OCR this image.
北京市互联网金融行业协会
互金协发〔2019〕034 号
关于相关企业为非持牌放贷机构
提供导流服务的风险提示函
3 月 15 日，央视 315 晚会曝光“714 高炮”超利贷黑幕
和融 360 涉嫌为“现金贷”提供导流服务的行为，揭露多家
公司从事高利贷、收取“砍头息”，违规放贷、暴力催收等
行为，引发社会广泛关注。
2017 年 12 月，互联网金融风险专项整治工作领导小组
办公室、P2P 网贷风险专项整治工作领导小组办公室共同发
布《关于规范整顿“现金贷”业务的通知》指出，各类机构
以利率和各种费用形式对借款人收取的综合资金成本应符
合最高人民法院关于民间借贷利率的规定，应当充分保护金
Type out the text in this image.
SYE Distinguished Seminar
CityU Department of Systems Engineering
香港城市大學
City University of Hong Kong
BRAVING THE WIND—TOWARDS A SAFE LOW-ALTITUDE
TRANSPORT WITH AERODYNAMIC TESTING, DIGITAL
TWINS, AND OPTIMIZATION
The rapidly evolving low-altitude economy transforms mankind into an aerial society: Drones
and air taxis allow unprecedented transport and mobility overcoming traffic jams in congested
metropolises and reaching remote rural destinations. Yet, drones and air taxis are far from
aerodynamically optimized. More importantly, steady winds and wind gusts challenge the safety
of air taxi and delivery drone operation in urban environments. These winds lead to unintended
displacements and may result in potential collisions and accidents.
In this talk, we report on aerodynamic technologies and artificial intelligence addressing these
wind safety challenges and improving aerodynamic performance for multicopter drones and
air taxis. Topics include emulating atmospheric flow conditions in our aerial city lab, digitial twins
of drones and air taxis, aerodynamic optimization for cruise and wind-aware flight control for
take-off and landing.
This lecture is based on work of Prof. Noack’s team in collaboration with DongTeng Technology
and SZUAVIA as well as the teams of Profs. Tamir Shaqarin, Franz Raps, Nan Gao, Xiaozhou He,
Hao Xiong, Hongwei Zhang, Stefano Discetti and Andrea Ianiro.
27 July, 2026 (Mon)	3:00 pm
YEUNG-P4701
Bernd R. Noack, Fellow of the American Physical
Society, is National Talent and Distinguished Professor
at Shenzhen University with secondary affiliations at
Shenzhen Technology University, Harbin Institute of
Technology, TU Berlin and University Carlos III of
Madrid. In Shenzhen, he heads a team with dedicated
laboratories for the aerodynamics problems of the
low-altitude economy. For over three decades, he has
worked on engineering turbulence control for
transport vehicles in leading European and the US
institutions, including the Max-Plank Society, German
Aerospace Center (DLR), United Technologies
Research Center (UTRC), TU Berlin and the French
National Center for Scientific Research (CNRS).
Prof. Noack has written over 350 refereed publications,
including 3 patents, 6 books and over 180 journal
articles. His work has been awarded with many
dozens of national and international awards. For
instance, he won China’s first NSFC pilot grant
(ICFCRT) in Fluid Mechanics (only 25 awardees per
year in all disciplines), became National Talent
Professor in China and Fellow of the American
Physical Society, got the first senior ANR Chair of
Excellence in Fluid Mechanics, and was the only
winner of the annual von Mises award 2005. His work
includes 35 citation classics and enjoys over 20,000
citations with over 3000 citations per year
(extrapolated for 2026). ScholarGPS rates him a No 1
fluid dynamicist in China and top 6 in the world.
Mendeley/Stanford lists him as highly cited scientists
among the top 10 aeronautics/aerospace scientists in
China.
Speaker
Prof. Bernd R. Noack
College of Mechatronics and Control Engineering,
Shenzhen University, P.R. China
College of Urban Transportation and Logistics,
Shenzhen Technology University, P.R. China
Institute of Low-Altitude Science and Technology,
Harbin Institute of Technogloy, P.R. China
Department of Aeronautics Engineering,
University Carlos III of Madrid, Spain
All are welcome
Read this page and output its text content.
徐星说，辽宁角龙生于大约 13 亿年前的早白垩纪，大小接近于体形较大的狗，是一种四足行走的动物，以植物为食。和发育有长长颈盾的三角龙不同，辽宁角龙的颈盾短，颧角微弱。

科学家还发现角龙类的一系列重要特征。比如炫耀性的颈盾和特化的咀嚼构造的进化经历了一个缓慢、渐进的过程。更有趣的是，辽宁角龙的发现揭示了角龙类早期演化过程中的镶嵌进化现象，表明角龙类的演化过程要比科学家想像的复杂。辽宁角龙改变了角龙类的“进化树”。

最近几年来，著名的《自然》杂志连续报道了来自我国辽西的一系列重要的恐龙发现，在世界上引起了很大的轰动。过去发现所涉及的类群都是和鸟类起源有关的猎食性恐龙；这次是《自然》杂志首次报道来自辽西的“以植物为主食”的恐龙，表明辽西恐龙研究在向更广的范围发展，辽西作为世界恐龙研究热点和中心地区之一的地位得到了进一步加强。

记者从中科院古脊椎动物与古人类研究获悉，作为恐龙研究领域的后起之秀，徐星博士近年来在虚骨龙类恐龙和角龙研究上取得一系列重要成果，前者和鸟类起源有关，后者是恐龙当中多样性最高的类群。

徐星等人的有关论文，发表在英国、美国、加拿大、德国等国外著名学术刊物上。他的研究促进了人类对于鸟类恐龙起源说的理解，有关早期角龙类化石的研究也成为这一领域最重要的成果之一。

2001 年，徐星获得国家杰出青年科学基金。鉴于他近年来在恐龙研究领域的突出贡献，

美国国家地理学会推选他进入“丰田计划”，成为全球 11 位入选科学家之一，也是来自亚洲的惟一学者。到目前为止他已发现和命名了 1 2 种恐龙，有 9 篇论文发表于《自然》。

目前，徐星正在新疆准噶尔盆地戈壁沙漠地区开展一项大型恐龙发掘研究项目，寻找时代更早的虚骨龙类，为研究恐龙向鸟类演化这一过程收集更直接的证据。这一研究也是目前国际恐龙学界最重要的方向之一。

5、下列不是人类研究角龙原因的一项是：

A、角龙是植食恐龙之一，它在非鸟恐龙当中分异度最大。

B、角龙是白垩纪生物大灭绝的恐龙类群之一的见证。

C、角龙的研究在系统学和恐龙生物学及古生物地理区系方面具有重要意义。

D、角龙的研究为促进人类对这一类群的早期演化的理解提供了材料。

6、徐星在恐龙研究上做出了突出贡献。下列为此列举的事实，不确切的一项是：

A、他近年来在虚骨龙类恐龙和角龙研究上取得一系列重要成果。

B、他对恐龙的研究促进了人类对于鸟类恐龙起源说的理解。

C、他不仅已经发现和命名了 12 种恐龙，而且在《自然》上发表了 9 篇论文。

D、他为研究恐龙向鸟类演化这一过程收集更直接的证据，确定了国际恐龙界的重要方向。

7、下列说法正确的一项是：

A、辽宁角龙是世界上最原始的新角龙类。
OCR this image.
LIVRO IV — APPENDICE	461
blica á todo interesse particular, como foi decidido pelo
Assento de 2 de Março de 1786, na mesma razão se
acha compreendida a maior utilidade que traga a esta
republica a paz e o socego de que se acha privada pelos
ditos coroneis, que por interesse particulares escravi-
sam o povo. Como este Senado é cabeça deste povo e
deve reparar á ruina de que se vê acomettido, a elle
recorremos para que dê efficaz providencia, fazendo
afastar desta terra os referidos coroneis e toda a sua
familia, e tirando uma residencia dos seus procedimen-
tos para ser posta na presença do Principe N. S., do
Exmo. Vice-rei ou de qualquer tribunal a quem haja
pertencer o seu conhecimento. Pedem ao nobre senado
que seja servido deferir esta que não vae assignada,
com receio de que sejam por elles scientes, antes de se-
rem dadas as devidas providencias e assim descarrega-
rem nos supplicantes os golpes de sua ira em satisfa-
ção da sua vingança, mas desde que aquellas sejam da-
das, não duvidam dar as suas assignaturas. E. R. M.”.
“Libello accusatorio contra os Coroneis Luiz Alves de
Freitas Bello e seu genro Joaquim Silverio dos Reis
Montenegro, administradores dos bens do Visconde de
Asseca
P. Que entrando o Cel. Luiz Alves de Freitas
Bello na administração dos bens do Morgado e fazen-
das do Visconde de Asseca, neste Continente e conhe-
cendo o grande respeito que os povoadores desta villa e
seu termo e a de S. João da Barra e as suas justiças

_Instructions to follow_
Read through the lines above and collect those that contain the string "Visconde".

_The response_
Montenegro, administradores dos bens do Visconde de
das do Visconde de Asseca, neste Continente e conhe-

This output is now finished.